▸ Saved data entries
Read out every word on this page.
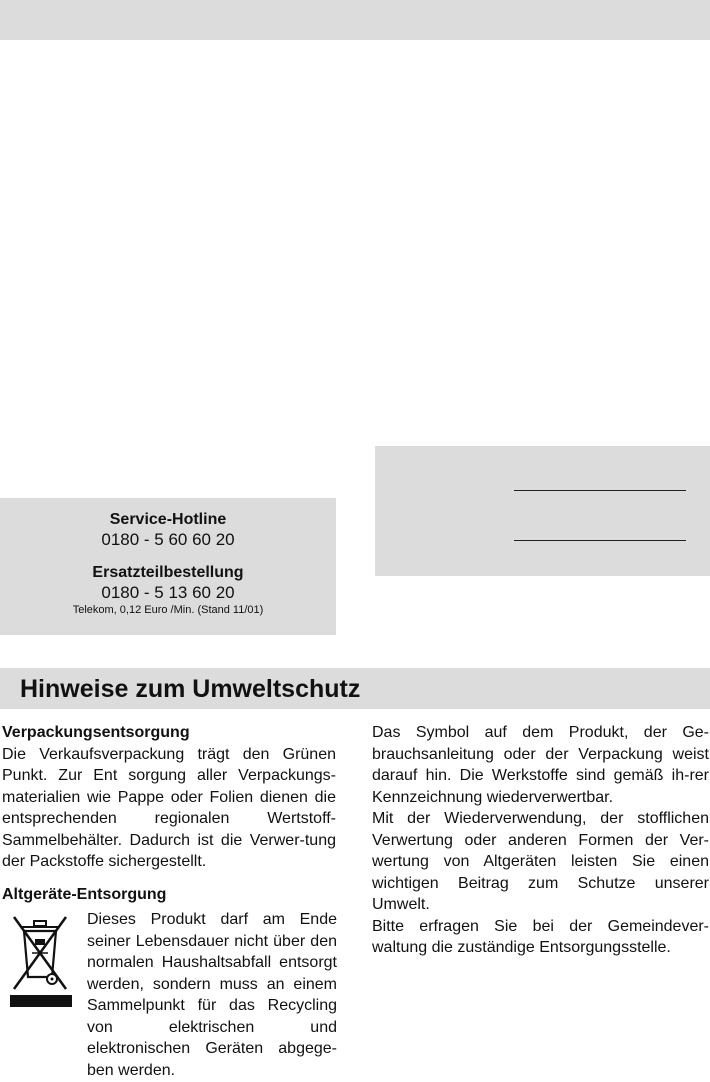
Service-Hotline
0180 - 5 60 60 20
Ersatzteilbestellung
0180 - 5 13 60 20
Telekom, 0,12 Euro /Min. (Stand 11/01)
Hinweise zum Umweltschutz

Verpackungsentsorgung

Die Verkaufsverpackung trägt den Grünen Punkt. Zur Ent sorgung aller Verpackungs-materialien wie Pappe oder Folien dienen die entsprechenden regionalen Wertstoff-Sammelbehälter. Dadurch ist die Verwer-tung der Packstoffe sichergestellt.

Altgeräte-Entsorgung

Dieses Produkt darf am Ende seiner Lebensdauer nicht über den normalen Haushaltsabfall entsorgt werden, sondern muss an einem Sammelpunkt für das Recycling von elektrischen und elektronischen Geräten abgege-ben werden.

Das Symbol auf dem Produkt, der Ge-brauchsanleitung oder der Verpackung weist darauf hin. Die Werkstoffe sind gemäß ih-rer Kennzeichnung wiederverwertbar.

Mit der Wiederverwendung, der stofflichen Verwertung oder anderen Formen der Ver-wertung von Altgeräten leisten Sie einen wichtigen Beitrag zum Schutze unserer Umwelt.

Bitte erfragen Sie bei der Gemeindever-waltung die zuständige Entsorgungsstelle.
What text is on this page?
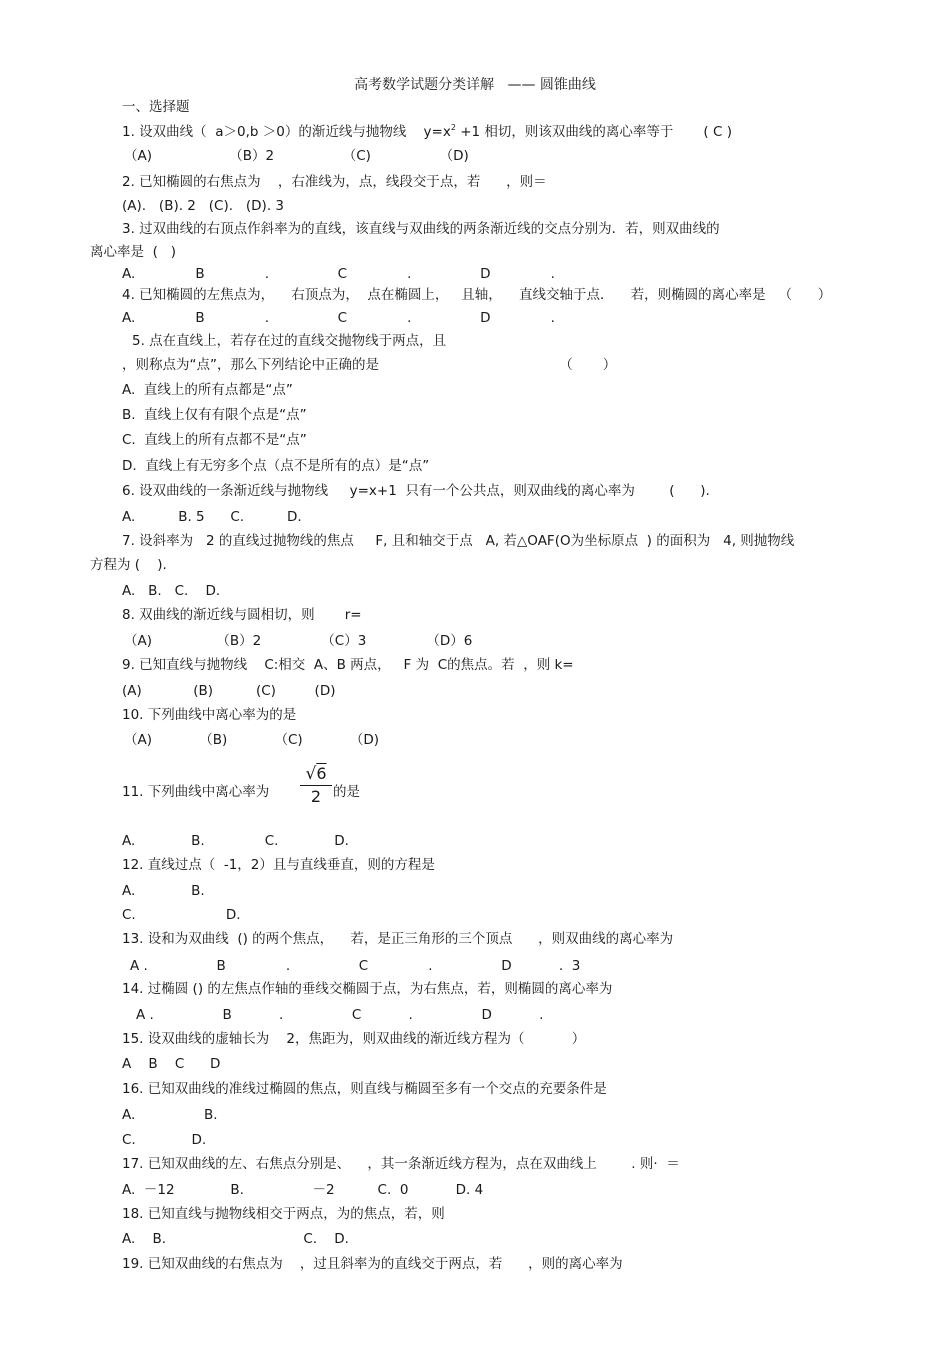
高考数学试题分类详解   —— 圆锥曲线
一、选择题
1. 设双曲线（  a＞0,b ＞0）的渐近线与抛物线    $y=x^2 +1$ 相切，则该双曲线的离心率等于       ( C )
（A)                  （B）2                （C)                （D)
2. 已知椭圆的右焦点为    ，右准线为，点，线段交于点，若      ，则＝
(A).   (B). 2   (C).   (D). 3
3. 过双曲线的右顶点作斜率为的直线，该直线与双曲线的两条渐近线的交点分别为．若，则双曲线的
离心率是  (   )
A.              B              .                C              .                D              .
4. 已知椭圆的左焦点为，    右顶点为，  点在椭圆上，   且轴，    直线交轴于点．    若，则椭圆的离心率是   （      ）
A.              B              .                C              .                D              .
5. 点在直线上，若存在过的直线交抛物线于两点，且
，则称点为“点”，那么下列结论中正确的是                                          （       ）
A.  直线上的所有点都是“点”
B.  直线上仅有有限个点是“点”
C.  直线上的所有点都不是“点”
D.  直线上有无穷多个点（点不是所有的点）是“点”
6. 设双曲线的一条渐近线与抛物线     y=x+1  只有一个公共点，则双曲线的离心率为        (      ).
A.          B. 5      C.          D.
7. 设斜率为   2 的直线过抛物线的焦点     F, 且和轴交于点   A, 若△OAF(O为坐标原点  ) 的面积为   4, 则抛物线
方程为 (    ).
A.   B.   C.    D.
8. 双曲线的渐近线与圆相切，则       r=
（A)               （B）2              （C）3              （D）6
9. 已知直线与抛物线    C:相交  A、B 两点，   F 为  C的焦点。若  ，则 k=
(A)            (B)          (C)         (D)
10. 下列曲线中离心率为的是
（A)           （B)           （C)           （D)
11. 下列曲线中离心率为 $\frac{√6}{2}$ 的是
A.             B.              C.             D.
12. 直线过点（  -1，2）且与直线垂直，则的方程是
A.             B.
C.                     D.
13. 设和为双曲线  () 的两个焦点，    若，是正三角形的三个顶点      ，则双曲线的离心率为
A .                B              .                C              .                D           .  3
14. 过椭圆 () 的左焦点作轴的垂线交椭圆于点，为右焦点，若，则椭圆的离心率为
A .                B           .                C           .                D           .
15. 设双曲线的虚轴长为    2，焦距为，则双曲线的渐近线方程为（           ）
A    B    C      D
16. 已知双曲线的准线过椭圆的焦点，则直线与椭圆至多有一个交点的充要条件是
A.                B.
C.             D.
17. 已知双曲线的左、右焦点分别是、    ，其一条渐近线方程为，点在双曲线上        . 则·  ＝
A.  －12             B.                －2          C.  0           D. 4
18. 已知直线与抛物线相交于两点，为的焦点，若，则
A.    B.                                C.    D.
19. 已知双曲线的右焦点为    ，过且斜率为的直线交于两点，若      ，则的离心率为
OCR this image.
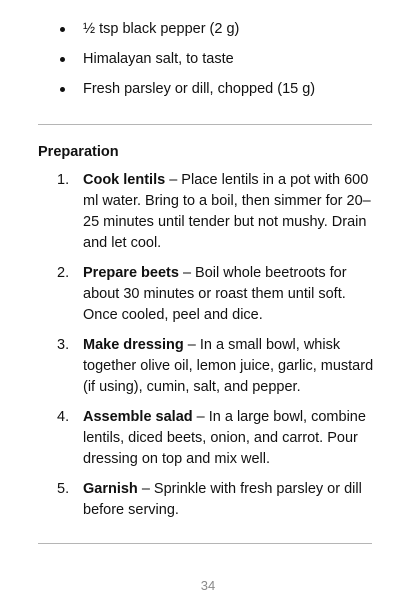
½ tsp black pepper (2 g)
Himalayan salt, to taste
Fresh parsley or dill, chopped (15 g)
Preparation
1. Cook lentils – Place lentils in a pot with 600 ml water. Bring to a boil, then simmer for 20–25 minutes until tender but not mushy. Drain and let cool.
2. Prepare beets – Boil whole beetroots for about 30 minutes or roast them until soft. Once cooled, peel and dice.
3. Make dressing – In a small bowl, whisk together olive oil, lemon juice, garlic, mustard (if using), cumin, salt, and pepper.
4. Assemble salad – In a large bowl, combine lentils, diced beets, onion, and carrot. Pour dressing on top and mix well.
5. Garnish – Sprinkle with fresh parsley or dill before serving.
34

▸ WORK REQUIRED
Copy every record above exactly as written, but leave out the pictures.

▸ WRITTEN SOLUTION
Read out every word on this page.
Service-Hotline
0180 - 5 60 60 20
Ersatzteilbestellung
0180 - 5 13 60 20
Telekom, 0,12 Euro /Min. (Stand 11/01)
Hinweise zum Umweltschutz

Verpackungsentsorgung

Die Verkaufsverpackung trägt den Grünen Punkt. Zur Ent sorgung aller Verpackungs-materialien wie Pappe oder Folien dienen die entsprechenden regionalen Wertstoff-Sammelbehälter. Dadurch ist die Verwer-tung der Packstoffe sichergestellt.

Altgeräte-Entsorgung

Dieses Produkt darf am Ende seiner Lebensdauer nicht über den normalen Haushaltsabfall entsorgt werden, sondern muss an einem Sammelpunkt für das Recycling von elektrischen und elektronischen Geräten abgege-ben werden.

Das Symbol auf dem Produkt, der Ge-brauchsanleitung oder der Verpackung weist darauf hin. Die Werkstoffe sind gemäß ih-rer Kennzeichnung wiederverwertbar.

Mit der Wiederverwendung, der stofflichen Verwertung oder anderen Formen der Ver-wertung von Altgeräten leisten Sie einen wichtigen Beitrag zum Schutze unserer Umwelt.

Bitte erfragen Sie bei der Gemeindever-waltung die zuständige Entsorgungsstelle.
What text is on this page?
高考数学试题分类详解   —— 圆锥曲线
一、选择题
1. 设双曲线（  a＞0,b ＞0）的渐近线与抛物线    $y=x^2 +1$ 相切，则该双曲线的离心率等于       ( C )
（A)                  （B）2                （C)                （D)
2. 已知椭圆的右焦点为    ，右准线为，点，线段交于点，若      ，则＝
(A).   (B). 2   (C).   (D). 3
3. 过双曲线的右顶点作斜率为的直线，该直线与双曲线的两条渐近线的交点分别为．若，则双曲线的
离心率是  (   )
A.              B              .                C              .                D              .
4. 已知椭圆的左焦点为，    右顶点为，  点在椭圆上，   且轴，    直线交轴于点．    若，则椭圆的离心率是   （      ）
A.              B              .                C              .                D              .
5. 点在直线上，若存在过的直线交抛物线于两点，且
，则称点为“点”，那么下列结论中正确的是                                          （       ）
A.  直线上的所有点都是“点”
B.  直线上仅有有限个点是“点”
C.  直线上的所有点都不是“点”
D.  直线上有无穷多个点（点不是所有的点）是“点”
6. 设双曲线的一条渐近线与抛物线     y=x+1  只有一个公共点，则双曲线的离心率为        (      ).
A.          B. 5      C.          D.
7. 设斜率为   2 的直线过抛物线的焦点     F, 且和轴交于点   A, 若△OAF(O为坐标原点  ) 的面积为   4, 则抛物线
方程为 (    ).
A.   B.   C.    D.
8. 双曲线的渐近线与圆相切，则       r=
（A)               （B）2              （C）3              （D）6
9. 已知直线与抛物线    C:相交  A、B 两点，   F 为  C的焦点。若  ，则 k=
(A)            (B)          (C)         (D)
10. 下列曲线中离心率为的是
（A)           （B)           （C)           （D)
11. 下列曲线中离心率为 $\frac{√6}{2}$ 的是
A.             B.              C.             D.
12. 直线过点（  -1，2）且与直线垂直，则的方程是
A.             B.
C.                     D.
13. 设和为双曲线  () 的两个焦点，    若，是正三角形的三个顶点      ，则双曲线的离心率为
A .                B              .                C              .                D           .  3
14. 过椭圆 () 的左焦点作轴的垂线交椭圆于点，为右焦点，若，则椭圆的离心率为
A .                B           .                C           .                D           .
15. 设双曲线的虚轴长为    2，焦距为，则双曲线的渐近线方程为（           ）
A    B    C      D
16. 已知双曲线的准线过椭圆的焦点，则直线与椭圆至多有一个交点的充要条件是
A.                B.
C.             D.
17. 已知双曲线的左、右焦点分别是、    ，其一条渐近线方程为，点在双曲线上        . 则·  ＝
A.  －12             B.                －2          C.  0           D. 4
18. 已知直线与抛物线相交于两点，为的焦点，若，则
A.    B.                                C.    D.
19. 已知双曲线的右焦点为    ，过且斜率为的直线交于两点，若      ，则的离心率为
OCR this image.
½ tsp black pepper (2 g)
Himalayan salt, to taste
Fresh parsley or dill, chopped (15 g)
Preparation
1. Cook lentils – Place lentils in a pot with 600 ml water. Bring to a boil, then simmer for 20–25 minutes until tender but not mushy. Drain and let cool.
2. Prepare beets – Boil whole beetroots for about 30 minutes or roast them until soft. Once cooled, peel and dice.
3. Make dressing – In a small bowl, whisk together olive oil, lemon juice, garlic, mustard (if using), cumin, salt, and pepper.
4. Assemble salad – In a large bowl, combine lentils, diced beets, onion, and carrot. Pour dressing on top and mix well.
5. Garnish – Sprinkle with fresh parsley or dill before serving.
34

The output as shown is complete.